* Data shown:
>>

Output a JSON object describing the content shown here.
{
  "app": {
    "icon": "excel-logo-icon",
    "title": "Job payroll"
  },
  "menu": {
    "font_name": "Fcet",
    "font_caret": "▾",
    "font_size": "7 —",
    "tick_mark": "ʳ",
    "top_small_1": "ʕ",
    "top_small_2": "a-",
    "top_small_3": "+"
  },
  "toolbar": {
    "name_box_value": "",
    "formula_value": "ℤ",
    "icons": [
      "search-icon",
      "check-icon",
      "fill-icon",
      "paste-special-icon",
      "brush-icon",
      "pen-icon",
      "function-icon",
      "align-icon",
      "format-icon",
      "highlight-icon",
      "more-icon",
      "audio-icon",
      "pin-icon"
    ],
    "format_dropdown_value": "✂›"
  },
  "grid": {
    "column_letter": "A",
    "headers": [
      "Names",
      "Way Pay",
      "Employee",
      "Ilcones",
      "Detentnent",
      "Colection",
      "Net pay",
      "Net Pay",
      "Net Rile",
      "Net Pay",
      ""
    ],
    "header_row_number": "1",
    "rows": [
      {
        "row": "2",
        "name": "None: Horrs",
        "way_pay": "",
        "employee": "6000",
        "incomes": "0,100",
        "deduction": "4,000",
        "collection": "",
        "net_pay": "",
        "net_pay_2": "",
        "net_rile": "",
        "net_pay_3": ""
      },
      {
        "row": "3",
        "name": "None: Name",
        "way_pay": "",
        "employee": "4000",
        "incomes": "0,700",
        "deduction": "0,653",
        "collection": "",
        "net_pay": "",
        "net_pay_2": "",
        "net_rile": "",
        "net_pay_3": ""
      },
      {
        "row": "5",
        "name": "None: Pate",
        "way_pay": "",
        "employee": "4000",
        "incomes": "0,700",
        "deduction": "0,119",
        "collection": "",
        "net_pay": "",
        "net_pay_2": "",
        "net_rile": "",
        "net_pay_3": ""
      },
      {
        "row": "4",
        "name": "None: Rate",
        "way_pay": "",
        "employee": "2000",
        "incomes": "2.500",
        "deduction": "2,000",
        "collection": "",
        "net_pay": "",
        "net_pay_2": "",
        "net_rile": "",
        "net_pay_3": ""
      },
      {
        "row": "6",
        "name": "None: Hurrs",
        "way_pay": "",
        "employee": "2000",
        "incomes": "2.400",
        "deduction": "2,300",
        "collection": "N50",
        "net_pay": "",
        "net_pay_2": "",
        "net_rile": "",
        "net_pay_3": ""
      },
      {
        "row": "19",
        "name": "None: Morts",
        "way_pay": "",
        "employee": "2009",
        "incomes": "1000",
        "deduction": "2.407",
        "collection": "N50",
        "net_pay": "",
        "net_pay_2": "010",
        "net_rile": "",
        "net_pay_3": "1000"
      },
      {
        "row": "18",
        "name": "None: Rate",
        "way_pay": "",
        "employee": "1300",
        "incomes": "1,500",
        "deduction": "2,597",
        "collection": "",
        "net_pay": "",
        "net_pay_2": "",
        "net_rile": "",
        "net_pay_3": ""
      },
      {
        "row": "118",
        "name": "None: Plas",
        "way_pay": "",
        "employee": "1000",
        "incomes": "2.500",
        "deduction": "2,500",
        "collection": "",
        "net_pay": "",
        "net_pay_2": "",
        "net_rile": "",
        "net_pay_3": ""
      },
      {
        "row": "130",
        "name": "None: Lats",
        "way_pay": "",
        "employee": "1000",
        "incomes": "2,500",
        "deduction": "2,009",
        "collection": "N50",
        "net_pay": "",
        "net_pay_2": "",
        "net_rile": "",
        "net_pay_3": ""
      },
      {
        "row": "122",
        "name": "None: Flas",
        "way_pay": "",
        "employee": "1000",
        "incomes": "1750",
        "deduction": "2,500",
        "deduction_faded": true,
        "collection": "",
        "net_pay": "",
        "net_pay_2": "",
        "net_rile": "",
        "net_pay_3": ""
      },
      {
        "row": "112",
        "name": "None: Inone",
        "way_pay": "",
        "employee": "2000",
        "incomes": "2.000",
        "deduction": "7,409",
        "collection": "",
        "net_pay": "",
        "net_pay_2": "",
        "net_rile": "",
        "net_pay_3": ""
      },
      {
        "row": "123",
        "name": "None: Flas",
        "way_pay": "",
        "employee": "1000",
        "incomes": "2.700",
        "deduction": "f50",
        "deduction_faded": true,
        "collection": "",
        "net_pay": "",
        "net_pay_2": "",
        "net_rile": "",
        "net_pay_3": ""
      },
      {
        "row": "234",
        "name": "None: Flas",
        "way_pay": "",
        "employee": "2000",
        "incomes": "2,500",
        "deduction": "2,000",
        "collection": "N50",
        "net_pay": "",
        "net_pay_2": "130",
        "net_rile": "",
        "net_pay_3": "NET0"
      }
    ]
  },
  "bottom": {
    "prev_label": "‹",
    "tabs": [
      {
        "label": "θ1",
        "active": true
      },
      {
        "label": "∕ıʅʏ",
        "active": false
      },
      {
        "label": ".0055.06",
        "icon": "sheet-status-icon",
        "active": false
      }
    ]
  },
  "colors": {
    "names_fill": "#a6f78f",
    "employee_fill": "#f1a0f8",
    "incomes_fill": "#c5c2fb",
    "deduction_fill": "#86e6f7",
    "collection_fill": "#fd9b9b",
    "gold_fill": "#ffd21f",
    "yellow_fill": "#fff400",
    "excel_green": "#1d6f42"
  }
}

<<

* Exercise directions: Output all of the data again. Match it exactly.

* Answer for this exercise:
Output a JSON object describing the content shown here.
{
  "app": {
    "icon": "excel-logo-icon",
    "title": "Job payroll"
  },
  "menu": {
    "font_name": "Fcet",
    "font_caret": "▾",
    "font_size": "7 —",
    "tick_mark": "ʳ",
    "top_small_1": "ʕ",
    "top_small_2": "a-",
    "top_small_3": "+"
  },
  "toolbar": {
    "name_box_value": "",
    "formula_value": "ℤ",
    "icons": [
      "search-icon",
      "check-icon",
      "fill-icon",
      "paste-special-icon",
      "brush-icon",
      "pen-icon",
      "function-icon",
      "align-icon",
      "format-icon",
      "highlight-icon",
      "more-icon",
      "audio-icon",
      "pin-icon"
    ],
    "format_dropdown_value": "✂›"
  },
  "grid": {
    "column_letter": "A",
    "headers": [
      "Names",
      "Way Pay",
      "Employee",
      "Ilcones",
      "Detentnent",
      "Colection",
      "Net pay",
      "Net Pay",
      "Net Rile",
      "Net Pay",
      ""
    ],
    "header_row_number": "1",
    "rows": [
      {
        "row": "2",
        "name": "None: Horrs",
        "way_pay": "",
        "employee": "6000",
        "incomes": "0,100",
        "deduction": "4,000",
        "collection": "",
        "net_pay": "",
        "net_pay_2": "",
        "net_rile": "",
        "net_pay_3": ""
      },
      {
        "row": "3",
        "name": "None: Name",
        "way_pay": "",
        "employee": "4000",
        "incomes": "0,700",
        "deduction": "0,653",
        "collection": "",
        "net_pay": "",
        "net_pay_2": "",
        "net_rile": "",
        "net_pay_3": ""
      },
      {
        "row": "5",
        "name": "None: Pate",
        "way_pay": "",
        "employee": "4000",
        "incomes": "0,700",
        "deduction": "0,119",
        "collection": "",
        "net_pay": "",
        "net_pay_2": "",
        "net_rile": "",
        "net_pay_3": ""
      },
      {
        "row": "4",
        "name": "None: Rate",
        "way_pay": "",
        "employee": "2000",
        "incomes": "2.500",
        "deduction": "2,000",
        "collection": "",
        "net_pay": "",
        "net_pay_2": "",
        "net_rile": "",
        "net_pay_3": ""
      },
      {
        "row": "6",
        "name": "None: Hurrs",
        "way_pay": "",
        "employee": "2000",
        "incomes": "2.400",
        "deduction": "2,300",
        "collection": "N50",
        "net_pay": "",
        "net_pay_2": "",
        "net_rile": "",
        "net_pay_3": ""
      },
      {
        "row": "19",
        "name": "None: Morts",
        "way_pay": "",
        "employee": "2009",
        "incomes": "1000",
        "deduction": "2.407",
        "collection": "N50",
        "net_pay": "",
        "net_pay_2": "010",
        "net_rile": "",
        "net_pay_3": "1000"
      },
      {
        "row": "18",
        "name": "None: Rate",
        "way_pay": "",
        "employee": "1300",
        "incomes": "1,500",
        "deduction": "2,597",
        "collection": "",
        "net_pay": "",
        "net_pay_2": "",
        "net_rile": "",
        "net_pay_3": ""
      },
      {
        "row": "118",
        "name": "None: Plas",
        "way_pay": "",
        "employee": "1000",
        "incomes": "2.500",
        "deduction": "2,500",
        "collection": "",
        "net_pay": "",
        "net_pay_2": "",
        "net_rile": "",
        "net_pay_3": ""
      },
      {
        "row": "130",
        "name": "None: Lats",
        "way_pay": "",
        "employee": "1000",
        "incomes": "2,500",
        "deduction": "2,009",
        "collection": "N50",
        "net_pay": "",
        "net_pay_2": "",
        "net_rile": "",
        "net_pay_3": ""
      },
      {
        "row": "122",
        "name": "None: Flas",
        "way_pay": "",
        "employee": "1000",
        "incomes": "1750",
        "deduction": "2,500",
        "deduction_faded": true,
        "collection": "",
        "net_pay": "",
        "net_pay_2": "",
        "net_rile": "",
        "net_pay_3": ""
      },
      {
        "row": "112",
        "name": "None: Inone",
        "way_pay": "",
        "employee": "2000",
        "incomes": "2.000",
        "deduction": "7,409",
        "collection": "",
        "net_pay": "",
        "net_pay_2": "",
        "net_rile": "",
        "net_pay_3": ""
      },
      {
        "row": "123",
        "name": "None: Flas",
        "way_pay": "",
        "employee": "1000",
        "incomes": "2.700",
        "deduction": "f50",
        "deduction_faded": true,
        "collection": "",
        "net_pay": "",
        "net_pay_2": "",
        "net_rile": "",
        "net_pay_3": ""
      },
      {
        "row": "234",
        "name": "None: Flas",
        "way_pay": "",
        "employee": "2000",
        "incomes": "2,500",
        "deduction": "2,000",
        "collection": "N50",
        "net_pay": "",
        "net_pay_2": "130",
        "net_rile": "",
        "net_pay_3": "NET0"
      }
    ]
  },
  "bottom": {
    "prev_label": "‹",
    "tabs": [
      {
        "label": "θ1",
        "active": true
      },
      {
        "label": "∕ıʅʏ",
        "active": false
      },
      {
        "label": ".0055.06",
        "icon": "sheet-status-icon",
        "active": false
      }
    ]
  },
  "colors": {
    "names_fill": "#a6f78f",
    "employee_fill": "#f1a0f8",
    "incomes_fill": "#c5c2fb",
    "deduction_fill": "#86e6f7",
    "collection_fill": "#fd9b9b",
    "gold_fill": "#ffd21f",
    "yellow_fill": "#fff400",
    "excel_green": "#1d6f42"
  }
}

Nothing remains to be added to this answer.